#### [What the task requires]
Pictures within the data are to be left out; everything else must be reproduced exactly.

********************

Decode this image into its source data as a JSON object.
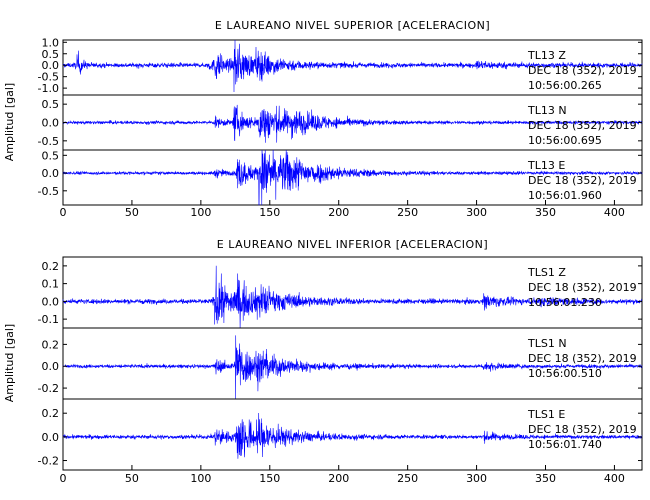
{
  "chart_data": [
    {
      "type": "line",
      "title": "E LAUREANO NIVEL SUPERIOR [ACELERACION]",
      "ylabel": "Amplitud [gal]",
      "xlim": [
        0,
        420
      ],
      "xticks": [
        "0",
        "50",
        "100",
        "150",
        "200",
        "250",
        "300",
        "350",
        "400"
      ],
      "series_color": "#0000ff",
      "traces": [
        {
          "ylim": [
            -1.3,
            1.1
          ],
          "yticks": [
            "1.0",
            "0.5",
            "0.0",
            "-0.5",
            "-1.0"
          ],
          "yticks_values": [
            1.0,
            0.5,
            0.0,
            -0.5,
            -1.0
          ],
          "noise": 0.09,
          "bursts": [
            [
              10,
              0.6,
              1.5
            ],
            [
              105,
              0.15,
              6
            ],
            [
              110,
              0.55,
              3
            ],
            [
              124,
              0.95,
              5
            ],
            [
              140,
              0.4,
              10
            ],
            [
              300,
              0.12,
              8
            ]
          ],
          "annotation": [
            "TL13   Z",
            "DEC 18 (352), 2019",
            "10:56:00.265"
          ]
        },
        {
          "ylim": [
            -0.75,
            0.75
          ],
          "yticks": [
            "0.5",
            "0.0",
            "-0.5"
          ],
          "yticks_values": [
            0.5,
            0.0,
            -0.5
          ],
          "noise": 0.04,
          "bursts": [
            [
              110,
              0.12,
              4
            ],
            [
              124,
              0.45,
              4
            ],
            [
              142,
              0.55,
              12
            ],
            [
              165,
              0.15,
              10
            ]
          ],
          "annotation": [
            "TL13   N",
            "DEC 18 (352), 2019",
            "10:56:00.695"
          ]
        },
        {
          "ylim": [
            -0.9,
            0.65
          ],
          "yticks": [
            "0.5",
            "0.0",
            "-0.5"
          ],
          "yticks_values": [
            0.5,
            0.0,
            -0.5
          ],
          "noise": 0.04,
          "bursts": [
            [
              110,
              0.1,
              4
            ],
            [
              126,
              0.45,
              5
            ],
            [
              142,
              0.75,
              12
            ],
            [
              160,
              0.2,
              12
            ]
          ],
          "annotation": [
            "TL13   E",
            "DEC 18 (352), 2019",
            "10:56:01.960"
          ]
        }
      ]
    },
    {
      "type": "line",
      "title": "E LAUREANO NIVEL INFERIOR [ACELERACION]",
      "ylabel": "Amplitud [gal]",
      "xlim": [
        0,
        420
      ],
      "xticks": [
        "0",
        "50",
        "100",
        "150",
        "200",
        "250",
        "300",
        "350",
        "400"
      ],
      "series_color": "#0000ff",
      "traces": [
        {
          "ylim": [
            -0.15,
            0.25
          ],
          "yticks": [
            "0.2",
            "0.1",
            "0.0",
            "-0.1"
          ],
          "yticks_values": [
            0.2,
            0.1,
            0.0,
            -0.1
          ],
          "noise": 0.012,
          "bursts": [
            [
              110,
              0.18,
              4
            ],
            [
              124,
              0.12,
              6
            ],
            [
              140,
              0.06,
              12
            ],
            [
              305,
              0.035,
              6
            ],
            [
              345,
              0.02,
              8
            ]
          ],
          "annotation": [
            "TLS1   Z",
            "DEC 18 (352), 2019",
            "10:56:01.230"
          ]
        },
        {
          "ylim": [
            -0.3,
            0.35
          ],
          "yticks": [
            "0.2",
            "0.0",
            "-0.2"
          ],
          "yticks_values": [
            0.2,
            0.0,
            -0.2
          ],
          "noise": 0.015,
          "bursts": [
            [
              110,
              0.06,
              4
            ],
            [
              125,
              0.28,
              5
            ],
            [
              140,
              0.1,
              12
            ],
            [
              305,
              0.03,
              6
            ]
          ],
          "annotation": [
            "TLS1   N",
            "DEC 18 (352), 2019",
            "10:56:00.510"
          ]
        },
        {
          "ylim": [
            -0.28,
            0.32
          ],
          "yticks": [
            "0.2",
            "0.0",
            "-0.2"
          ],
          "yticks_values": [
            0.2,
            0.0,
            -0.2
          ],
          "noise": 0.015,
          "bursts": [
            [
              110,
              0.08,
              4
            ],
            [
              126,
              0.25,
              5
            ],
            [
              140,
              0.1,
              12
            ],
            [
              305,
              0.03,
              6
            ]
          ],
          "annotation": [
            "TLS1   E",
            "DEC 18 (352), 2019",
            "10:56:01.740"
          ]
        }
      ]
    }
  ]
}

********************

#### [Answer below]
Decode this image into its source data as a JSON object.
{
  "chart_data": [
    {
      "type": "line",
      "title": "E LAUREANO NIVEL SUPERIOR [ACELERACION]",
      "ylabel": "Amplitud [gal]",
      "xlim": [
        0,
        420
      ],
      "xticks": [
        "0",
        "50",
        "100",
        "150",
        "200",
        "250",
        "300",
        "350",
        "400"
      ],
      "series_color": "#0000ff",
      "traces": [
        {
          "ylim": [
            -1.3,
            1.1
          ],
          "yticks": [
            "1.0",
            "0.5",
            "0.0",
            "-0.5",
            "-1.0"
          ],
          "yticks_values": [
            1.0,
            0.5,
            0.0,
            -0.5,
            -1.0
          ],
          "noise": 0.09,
          "bursts": [
            [
              10,
              0.6,
              1.5
            ],
            [
              105,
              0.15,
              6
            ],
            [
              110,
              0.55,
              3
            ],
            [
              124,
              0.95,
              5
            ],
            [
              140,
              0.4,
              10
            ],
            [
              300,
              0.12,
              8
            ]
          ],
          "annotation": [
            "TL13   Z",
            "DEC 18 (352), 2019",
            "10:56:00.265"
          ]
        },
        {
          "ylim": [
            -0.75,
            0.75
          ],
          "yticks": [
            "0.5",
            "0.0",
            "-0.5"
          ],
          "yticks_values": [
            0.5,
            0.0,
            -0.5
          ],
          "noise": 0.04,
          "bursts": [
            [
              110,
              0.12,
              4
            ],
            [
              124,
              0.45,
              4
            ],
            [
              142,
              0.55,
              12
            ],
            [
              165,
              0.15,
              10
            ]
          ],
          "annotation": [
            "TL13   N",
            "DEC 18 (352), 2019",
            "10:56:00.695"
          ]
        },
        {
          "ylim": [
            -0.9,
            0.65
          ],
          "yticks": [
            "0.5",
            "0.0",
            "-0.5"
          ],
          "yticks_values": [
            0.5,
            0.0,
            -0.5
          ],
          "noise": 0.04,
          "bursts": [
            [
              110,
              0.1,
              4
            ],
            [
              126,
              0.45,
              5
            ],
            [
              142,
              0.75,
              12
            ],
            [
              160,
              0.2,
              12
            ]
          ],
          "annotation": [
            "TL13   E",
            "DEC 18 (352), 2019",
            "10:56:01.960"
          ]
        }
      ]
    },
    {
      "type": "line",
      "title": "E LAUREANO NIVEL INFERIOR [ACELERACION]",
      "ylabel": "Amplitud [gal]",
      "xlim": [
        0,
        420
      ],
      "xticks": [
        "0",
        "50",
        "100",
        "150",
        "200",
        "250",
        "300",
        "350",
        "400"
      ],
      "series_color": "#0000ff",
      "traces": [
        {
          "ylim": [
            -0.15,
            0.25
          ],
          "yticks": [
            "0.2",
            "0.1",
            "0.0",
            "-0.1"
          ],
          "yticks_values": [
            0.2,
            0.1,
            0.0,
            -0.1
          ],
          "noise": 0.012,
          "bursts": [
            [
              110,
              0.18,
              4
            ],
            [
              124,
              0.12,
              6
            ],
            [
              140,
              0.06,
              12
            ],
            [
              305,
              0.035,
              6
            ],
            [
              345,
              0.02,
              8
            ]
          ],
          "annotation": [
            "TLS1   Z",
            "DEC 18 (352), 2019",
            "10:56:01.230"
          ]
        },
        {
          "ylim": [
            -0.3,
            0.35
          ],
          "yticks": [
            "0.2",
            "0.0",
            "-0.2"
          ],
          "yticks_values": [
            0.2,
            0.0,
            -0.2
          ],
          "noise": 0.015,
          "bursts": [
            [
              110,
              0.06,
              4
            ],
            [
              125,
              0.28,
              5
            ],
            [
              140,
              0.1,
              12
            ],
            [
              305,
              0.03,
              6
            ]
          ],
          "annotation": [
            "TLS1   N",
            "DEC 18 (352), 2019",
            "10:56:00.510"
          ]
        },
        {
          "ylim": [
            -0.28,
            0.32
          ],
          "yticks": [
            "0.2",
            "0.0",
            "-0.2"
          ],
          "yticks_values": [
            0.2,
            0.0,
            -0.2
          ],
          "noise": 0.015,
          "bursts": [
            [
              110,
              0.08,
              4
            ],
            [
              126,
              0.25,
              5
            ],
            [
              140,
              0.1,
              12
            ],
            [
              305,
              0.03,
              6
            ]
          ],
          "annotation": [
            "TLS1   E",
            "DEC 18 (352), 2019",
            "10:56:01.740"
          ]
        }
      ]
    }
  ]
}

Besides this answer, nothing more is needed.